Directive
Print every entry exactly as written.

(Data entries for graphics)
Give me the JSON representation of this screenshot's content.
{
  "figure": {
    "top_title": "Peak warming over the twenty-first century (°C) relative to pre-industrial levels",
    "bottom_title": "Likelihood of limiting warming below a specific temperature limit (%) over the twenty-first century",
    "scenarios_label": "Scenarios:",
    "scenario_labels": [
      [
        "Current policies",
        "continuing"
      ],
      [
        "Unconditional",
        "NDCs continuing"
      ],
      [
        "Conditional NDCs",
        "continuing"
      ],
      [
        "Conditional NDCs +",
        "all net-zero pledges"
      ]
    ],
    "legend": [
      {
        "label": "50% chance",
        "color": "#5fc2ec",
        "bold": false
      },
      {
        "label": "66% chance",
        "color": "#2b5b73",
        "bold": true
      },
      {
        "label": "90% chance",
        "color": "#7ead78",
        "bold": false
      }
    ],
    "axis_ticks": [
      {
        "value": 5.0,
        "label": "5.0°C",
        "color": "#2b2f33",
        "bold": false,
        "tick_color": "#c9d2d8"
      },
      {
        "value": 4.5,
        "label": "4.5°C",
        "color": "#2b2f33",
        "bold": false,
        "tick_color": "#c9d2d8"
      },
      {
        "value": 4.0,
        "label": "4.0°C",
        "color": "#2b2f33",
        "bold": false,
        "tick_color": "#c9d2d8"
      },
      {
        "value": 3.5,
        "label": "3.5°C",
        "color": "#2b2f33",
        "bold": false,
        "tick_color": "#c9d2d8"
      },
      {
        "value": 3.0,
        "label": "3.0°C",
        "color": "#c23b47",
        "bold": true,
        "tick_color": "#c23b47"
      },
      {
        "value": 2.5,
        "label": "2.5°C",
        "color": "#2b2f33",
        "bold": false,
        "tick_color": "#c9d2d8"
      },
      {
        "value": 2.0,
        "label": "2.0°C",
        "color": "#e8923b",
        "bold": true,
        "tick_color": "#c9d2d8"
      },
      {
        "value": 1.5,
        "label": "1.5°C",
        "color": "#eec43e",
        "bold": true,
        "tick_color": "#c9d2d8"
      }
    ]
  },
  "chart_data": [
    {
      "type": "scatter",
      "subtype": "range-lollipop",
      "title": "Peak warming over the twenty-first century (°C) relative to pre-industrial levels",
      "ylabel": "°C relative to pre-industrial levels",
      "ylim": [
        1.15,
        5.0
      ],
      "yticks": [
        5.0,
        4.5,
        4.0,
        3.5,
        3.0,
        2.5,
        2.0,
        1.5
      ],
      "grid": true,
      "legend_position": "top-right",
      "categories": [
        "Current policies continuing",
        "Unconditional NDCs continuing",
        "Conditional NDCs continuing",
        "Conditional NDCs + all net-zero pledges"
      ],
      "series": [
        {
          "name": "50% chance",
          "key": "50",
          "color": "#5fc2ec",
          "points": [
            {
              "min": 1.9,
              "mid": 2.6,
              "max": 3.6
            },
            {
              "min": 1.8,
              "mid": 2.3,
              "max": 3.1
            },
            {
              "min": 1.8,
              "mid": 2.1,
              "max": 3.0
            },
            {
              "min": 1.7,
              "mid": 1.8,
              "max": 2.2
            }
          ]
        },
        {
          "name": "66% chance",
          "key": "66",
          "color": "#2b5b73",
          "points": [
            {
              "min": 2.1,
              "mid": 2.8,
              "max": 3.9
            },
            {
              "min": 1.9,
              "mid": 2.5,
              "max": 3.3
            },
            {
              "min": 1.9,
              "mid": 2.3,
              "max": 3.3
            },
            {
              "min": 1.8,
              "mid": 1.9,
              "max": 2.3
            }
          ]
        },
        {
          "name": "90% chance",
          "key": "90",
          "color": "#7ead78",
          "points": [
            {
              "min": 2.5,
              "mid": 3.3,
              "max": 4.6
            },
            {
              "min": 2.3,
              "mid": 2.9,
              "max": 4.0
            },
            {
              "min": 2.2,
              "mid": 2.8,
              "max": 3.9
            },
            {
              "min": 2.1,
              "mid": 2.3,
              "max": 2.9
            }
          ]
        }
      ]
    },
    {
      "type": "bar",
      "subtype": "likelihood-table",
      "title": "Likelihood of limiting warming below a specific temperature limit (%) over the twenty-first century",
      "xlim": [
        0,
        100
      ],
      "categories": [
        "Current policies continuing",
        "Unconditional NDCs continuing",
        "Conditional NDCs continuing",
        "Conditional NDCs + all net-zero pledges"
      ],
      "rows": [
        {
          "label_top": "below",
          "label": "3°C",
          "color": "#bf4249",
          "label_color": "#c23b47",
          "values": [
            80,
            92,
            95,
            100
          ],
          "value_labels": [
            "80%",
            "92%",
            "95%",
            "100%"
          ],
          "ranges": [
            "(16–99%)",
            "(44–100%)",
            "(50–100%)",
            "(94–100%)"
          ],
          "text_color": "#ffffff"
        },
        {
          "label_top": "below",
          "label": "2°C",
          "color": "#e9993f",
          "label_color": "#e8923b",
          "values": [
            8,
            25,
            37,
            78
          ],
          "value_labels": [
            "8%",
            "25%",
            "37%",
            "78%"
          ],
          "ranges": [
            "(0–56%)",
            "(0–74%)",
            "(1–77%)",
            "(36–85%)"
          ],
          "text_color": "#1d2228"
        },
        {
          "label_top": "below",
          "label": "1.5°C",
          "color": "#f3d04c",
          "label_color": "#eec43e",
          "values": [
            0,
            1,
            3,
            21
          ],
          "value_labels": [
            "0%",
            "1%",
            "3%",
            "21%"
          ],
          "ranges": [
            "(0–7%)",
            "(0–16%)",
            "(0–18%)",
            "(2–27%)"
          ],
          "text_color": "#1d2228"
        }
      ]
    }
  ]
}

Solution
Give me the JSON representation of this screenshot's content.
{
  "figure": {
    "top_title": "Peak warming over the twenty-first century (°C) relative to pre-industrial levels",
    "bottom_title": "Likelihood of limiting warming below a specific temperature limit (%) over the twenty-first century",
    "scenarios_label": "Scenarios:",
    "scenario_labels": [
      [
        "Current policies",
        "continuing"
      ],
      [
        "Unconditional",
        "NDCs continuing"
      ],
      [
        "Conditional NDCs",
        "continuing"
      ],
      [
        "Conditional NDCs +",
        "all net-zero pledges"
      ]
    ],
    "legend": [
      {
        "label": "50% chance",
        "color": "#5fc2ec",
        "bold": false
      },
      {
        "label": "66% chance",
        "color": "#2b5b73",
        "bold": true
      },
      {
        "label": "90% chance",
        "color": "#7ead78",
        "bold": false
      }
    ],
    "axis_ticks": [
      {
        "value": 5.0,
        "label": "5.0°C",
        "color": "#2b2f33",
        "bold": false,
        "tick_color": "#c9d2d8"
      },
      {
        "value": 4.5,
        "label": "4.5°C",
        "color": "#2b2f33",
        "bold": false,
        "tick_color": "#c9d2d8"
      },
      {
        "value": 4.0,
        "label": "4.0°C",
        "color": "#2b2f33",
        "bold": false,
        "tick_color": "#c9d2d8"
      },
      {
        "value": 3.5,
        "label": "3.5°C",
        "color": "#2b2f33",
        "bold": false,
        "tick_color": "#c9d2d8"
      },
      {
        "value": 3.0,
        "label": "3.0°C",
        "color": "#c23b47",
        "bold": true,
        "tick_color": "#c23b47"
      },
      {
        "value": 2.5,
        "label": "2.5°C",
        "color": "#2b2f33",
        "bold": false,
        "tick_color": "#c9d2d8"
      },
      {
        "value": 2.0,
        "label": "2.0°C",
        "color": "#e8923b",
        "bold": true,
        "tick_color": "#c9d2d8"
      },
      {
        "value": 1.5,
        "label": "1.5°C",
        "color": "#eec43e",
        "bold": true,
        "tick_color": "#c9d2d8"
      }
    ]
  },
  "chart_data": [
    {
      "type": "scatter",
      "subtype": "range-lollipop",
      "title": "Peak warming over the twenty-first century (°C) relative to pre-industrial levels",
      "ylabel": "°C relative to pre-industrial levels",
      "ylim": [
        1.15,
        5.0
      ],
      "yticks": [
        5.0,
        4.5,
        4.0,
        3.5,
        3.0,
        2.5,
        2.0,
        1.5
      ],
      "grid": true,
      "legend_position": "top-right",
      "categories": [
        "Current policies continuing",
        "Unconditional NDCs continuing",
        "Conditional NDCs continuing",
        "Conditional NDCs + all net-zero pledges"
      ],
      "series": [
        {
          "name": "50% chance",
          "key": "50",
          "color": "#5fc2ec",
          "points": [
            {
              "min": 1.9,
              "mid": 2.6,
              "max": 3.6
            },
            {
              "min": 1.8,
              "mid": 2.3,
              "max": 3.1
            },
            {
              "min": 1.8,
              "mid": 2.1,
              "max": 3.0
            },
            {
              "min": 1.7,
              "mid": 1.8,
              "max": 2.2
            }
          ]
        },
        {
          "name": "66% chance",
          "key": "66",
          "color": "#2b5b73",
          "points": [
            {
              "min": 2.1,
              "mid": 2.8,
              "max": 3.9
            },
            {
              "min": 1.9,
              "mid": 2.5,
              "max": 3.3
            },
            {
              "min": 1.9,
              "mid": 2.3,
              "max": 3.3
            },
            {
              "min": 1.8,
              "mid": 1.9,
              "max": 2.3
            }
          ]
        },
        {
          "name": "90% chance",
          "key": "90",
          "color": "#7ead78",
          "points": [
            {
              "min": 2.5,
              "mid": 3.3,
              "max": 4.6
            },
            {
              "min": 2.3,
              "mid": 2.9,
              "max": 4.0
            },
            {
              "min": 2.2,
              "mid": 2.8,
              "max": 3.9
            },
            {
              "min": 2.1,
              "mid": 2.3,
              "max": 2.9
            }
          ]
        }
      ]
    },
    {
      "type": "bar",
      "subtype": "likelihood-table",
      "title": "Likelihood of limiting warming below a specific temperature limit (%) over the twenty-first century",
      "xlim": [
        0,
        100
      ],
      "categories": [
        "Current policies continuing",
        "Unconditional NDCs continuing",
        "Conditional NDCs continuing",
        "Conditional NDCs + all net-zero pledges"
      ],
      "rows": [
        {
          "label_top": "below",
          "label": "3°C",
          "color": "#bf4249",
          "label_color": "#c23b47",
          "values": [
            80,
            92,
            95,
            100
          ],
          "value_labels": [
            "80%",
            "92%",
            "95%",
            "100%"
          ],
          "ranges": [
            "(16–99%)",
            "(44–100%)",
            "(50–100%)",
            "(94–100%)"
          ],
          "text_color": "#ffffff"
        },
        {
          "label_top": "below",
          "label": "2°C",
          "color": "#e9993f",
          "label_color": "#e8923b",
          "values": [
            8,
            25,
            37,
            78
          ],
          "value_labels": [
            "8%",
            "25%",
            "37%",
            "78%"
          ],
          "ranges": [
            "(0–56%)",
            "(0–74%)",
            "(1–77%)",
            "(36–85%)"
          ],
          "text_color": "#1d2228"
        },
        {
          "label_top": "below",
          "label": "1.5°C",
          "color": "#f3d04c",
          "label_color": "#eec43e",
          "values": [
            0,
            1,
            3,
            21
          ],
          "value_labels": [
            "0%",
            "1%",
            "3%",
            "21%"
          ],
          "ranges": [
            "(0–7%)",
            "(0–16%)",
            "(0–18%)",
            "(2–27%)"
          ],
          "text_color": "#1d2228"
        }
      ]
    }
  ]
}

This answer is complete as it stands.